Task to carry out >>
Keep the pictures out of the copy and print all the entries below exactly.

Material provided >>
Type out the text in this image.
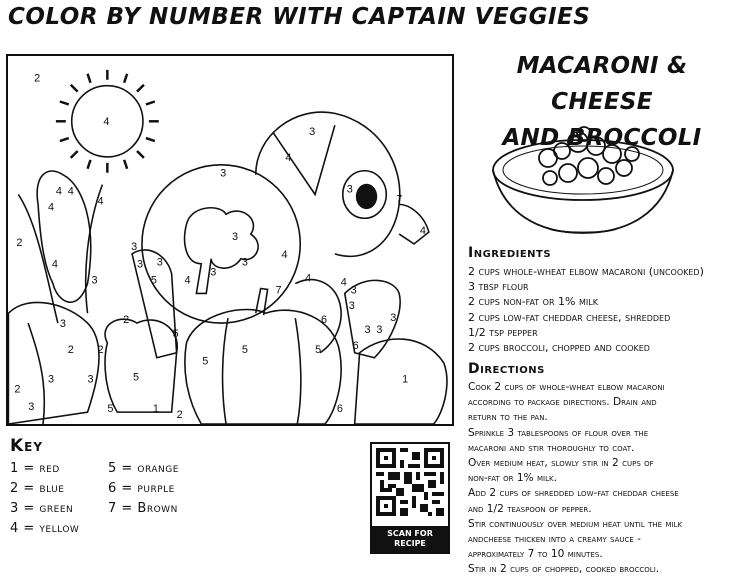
COLOR BY NUMBER WITH CAPTAIN VEGGIES
2
4
3
4
3
3
4
7
4 4
4
4
2
4
3
3
3
4
3
4
3
3 3
4
4
5
5
5
2
3
5
7
6
2
5
5
6
3 3
3
1
3
3	1 2
2
2
3
6
5
3
3
Key
1 = red
2 = blue
3 = green
4 = yellow
5 = orange
6 = purple
7 = Brown
SCAN FOR
RECIPE
MACARONI & CHEESE
AND BROCCOLI
Ingredients
2 cups whole-wheat elbow macaroni (uncooked)
3 tbsp flour
2 cups non-fat or 1% milk
2 cups low-fat cheddar cheese, shredded
1/2 tsp pepper
2 cups broccoli, chopped and cooked
Directions
Cook 2 cups of whole-wheat elbow macaroni
according to package directions. Drain and
return to the pan.
Sprinkle 3 tablespoons of flour over the
macaroni and stir thoroughly to coat.
Over medium heat, slowly stir in 2 cups of
non-fat or 1% milk.
Add 2 cups of shredded low-fat cheddar cheese
and 1/2 teaspoon of pepper.
Stir continuously over medium heat until the milk
andcheese thicken into a creamy sauce -
approximately 7 to 10 minutes.
Stir in 2 cups of chopped, cooked broccoli.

Answer to this problem >>
Type out the text in this image.
COLOR BY NUMBER WITH CAPTAIN VEGGIES
2
4
3
4
3
3
4
7
4 4
4
4
2
4
3
3
3
4
3
4
3
3 3
4
4
5
5
5
2
3
5
7
6
2
5
5
6
3 3
3
1
3
3	1 2
2
2
3
6
5
3
3
Key
1 = red
2 = blue
3 = green
4 = yellow
5 = orange
6 = purple
7 = Brown
SCAN FOR
RECIPE
MACARONI & CHEESE
AND BROCCOLI
Ingredients
2 cups whole-wheat elbow macaroni (uncooked)
3 tbsp flour
2 cups non-fat or 1% milk
2 cups low-fat cheddar cheese, shredded
1/2 tsp pepper
2 cups broccoli, chopped and cooked
Directions
Cook 2 cups of whole-wheat elbow macaroni
according to package directions. Drain and
return to the pan.
Sprinkle 3 tablespoons of flour over the
macaroni and stir thoroughly to coat.
Over medium heat, slowly stir in 2 cups of
non-fat or 1% milk.
Add 2 cups of shredded low-fat cheddar cheese
and 1/2 teaspoon of pepper.
Stir continuously over medium heat until the milk
andcheese thicken into a creamy sauce -
approximately 7 to 10 minutes.
Stir in 2 cups of chopped, cooked broccoli.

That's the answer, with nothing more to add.